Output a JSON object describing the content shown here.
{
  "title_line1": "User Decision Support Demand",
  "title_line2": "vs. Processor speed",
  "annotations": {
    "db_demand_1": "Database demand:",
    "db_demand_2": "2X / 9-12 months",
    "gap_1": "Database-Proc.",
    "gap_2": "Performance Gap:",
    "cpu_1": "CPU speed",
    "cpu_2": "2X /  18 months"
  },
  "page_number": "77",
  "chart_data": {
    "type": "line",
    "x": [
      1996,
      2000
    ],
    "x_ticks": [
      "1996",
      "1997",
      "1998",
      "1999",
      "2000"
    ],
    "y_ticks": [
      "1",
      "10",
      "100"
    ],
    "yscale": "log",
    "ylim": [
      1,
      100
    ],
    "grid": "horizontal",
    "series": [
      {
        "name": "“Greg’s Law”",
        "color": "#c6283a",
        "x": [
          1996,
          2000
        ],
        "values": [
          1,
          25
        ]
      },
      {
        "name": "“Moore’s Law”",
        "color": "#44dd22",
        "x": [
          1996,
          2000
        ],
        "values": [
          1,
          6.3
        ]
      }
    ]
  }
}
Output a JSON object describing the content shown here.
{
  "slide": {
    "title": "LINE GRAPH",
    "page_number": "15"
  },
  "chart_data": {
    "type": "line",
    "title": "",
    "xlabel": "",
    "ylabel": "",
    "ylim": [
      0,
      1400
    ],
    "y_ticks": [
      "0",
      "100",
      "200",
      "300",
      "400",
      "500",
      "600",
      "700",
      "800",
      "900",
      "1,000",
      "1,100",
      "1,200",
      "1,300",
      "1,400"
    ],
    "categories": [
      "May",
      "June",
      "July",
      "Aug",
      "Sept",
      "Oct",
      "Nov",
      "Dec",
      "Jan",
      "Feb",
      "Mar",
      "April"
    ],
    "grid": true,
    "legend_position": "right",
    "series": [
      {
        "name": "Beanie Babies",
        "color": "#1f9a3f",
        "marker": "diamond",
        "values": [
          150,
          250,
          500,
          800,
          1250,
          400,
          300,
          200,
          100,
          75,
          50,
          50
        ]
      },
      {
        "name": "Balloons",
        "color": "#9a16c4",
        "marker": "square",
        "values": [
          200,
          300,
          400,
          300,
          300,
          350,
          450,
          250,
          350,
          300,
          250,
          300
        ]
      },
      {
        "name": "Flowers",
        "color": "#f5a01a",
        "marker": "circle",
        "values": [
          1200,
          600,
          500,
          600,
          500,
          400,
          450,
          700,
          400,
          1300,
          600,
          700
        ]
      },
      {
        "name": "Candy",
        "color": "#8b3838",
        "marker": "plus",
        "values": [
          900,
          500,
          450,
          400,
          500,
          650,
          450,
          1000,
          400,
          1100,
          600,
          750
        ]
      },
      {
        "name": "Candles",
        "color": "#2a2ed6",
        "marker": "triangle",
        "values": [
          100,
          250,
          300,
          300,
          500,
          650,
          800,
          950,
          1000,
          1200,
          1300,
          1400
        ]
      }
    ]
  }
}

> [Problem statement] Reproduce the data in full, exactly as presented.

> [Solution for this exercise]
Output a JSON object describing the content shown here.
{
  "title_line1": "User Decision Support Demand",
  "title_line2": "vs. Processor speed",
  "annotations": {
    "db_demand_1": "Database demand:",
    "db_demand_2": "2X / 9-12 months",
    "gap_1": "Database-Proc.",
    "gap_2": "Performance Gap:",
    "cpu_1": "CPU speed",
    "cpu_2": "2X /  18 months"
  },
  "page_number": "77",
  "chart_data": {
    "type": "line",
    "x": [
      1996,
      2000
    ],
    "x_ticks": [
      "1996",
      "1997",
      "1998",
      "1999",
      "2000"
    ],
    "y_ticks": [
      "1",
      "10",
      "100"
    ],
    "yscale": "log",
    "ylim": [
      1,
      100
    ],
    "grid": "horizontal",
    "series": [
      {
        "name": "“Greg’s Law”",
        "color": "#c6283a",
        "x": [
          1996,
          2000
        ],
        "values": [
          1,
          25
        ]
      },
      {
        "name": "“Moore’s Law”",
        "color": "#44dd22",
        "x": [
          1996,
          2000
        ],
        "values": [
          1,
          6.3
        ]
      }
    ]
  }
}
Output a JSON object describing the content shown here.
{
  "slide": {
    "title": "LINE GRAPH",
    "page_number": "15"
  },
  "chart_data": {
    "type": "line",
    "title": "",
    "xlabel": "",
    "ylabel": "",
    "ylim": [
      0,
      1400
    ],
    "y_ticks": [
      "0",
      "100",
      "200",
      "300",
      "400",
      "500",
      "600",
      "700",
      "800",
      "900",
      "1,000",
      "1,100",
      "1,200",
      "1,300",
      "1,400"
    ],
    "categories": [
      "May",
      "June",
      "July",
      "Aug",
      "Sept",
      "Oct",
      "Nov",
      "Dec",
      "Jan",
      "Feb",
      "Mar",
      "April"
    ],
    "grid": true,
    "legend_position": "right",
    "series": [
      {
        "name": "Beanie Babies",
        "color": "#1f9a3f",
        "marker": "diamond",
        "values": [
          150,
          250,
          500,
          800,
          1250,
          400,
          300,
          200,
          100,
          75,
          50,
          50
        ]
      },
      {
        "name": "Balloons",
        "color": "#9a16c4",
        "marker": "square",
        "values": [
          200,
          300,
          400,
          300,
          300,
          350,
          450,
          250,
          350,
          300,
          250,
          300
        ]
      },
      {
        "name": "Flowers",
        "color": "#f5a01a",
        "marker": "circle",
        "values": [
          1200,
          600,
          500,
          600,
          500,
          400,
          450,
          700,
          400,
          1300,
          600,
          700
        ]
      },
      {
        "name": "Candy",
        "color": "#8b3838",
        "marker": "plus",
        "values": [
          900,
          500,
          450,
          400,
          500,
          650,
          450,
          1000,
          400,
          1100,
          600,
          750
        ]
      },
      {
        "name": "Candles",
        "color": "#2a2ed6",
        "marker": "triangle",
        "values": [
          100,
          250,
          300,
          300,
          500,
          650,
          800,
          950,
          1000,
          1200,
          1300,
          1400
        ]
      }
    ]
  }
}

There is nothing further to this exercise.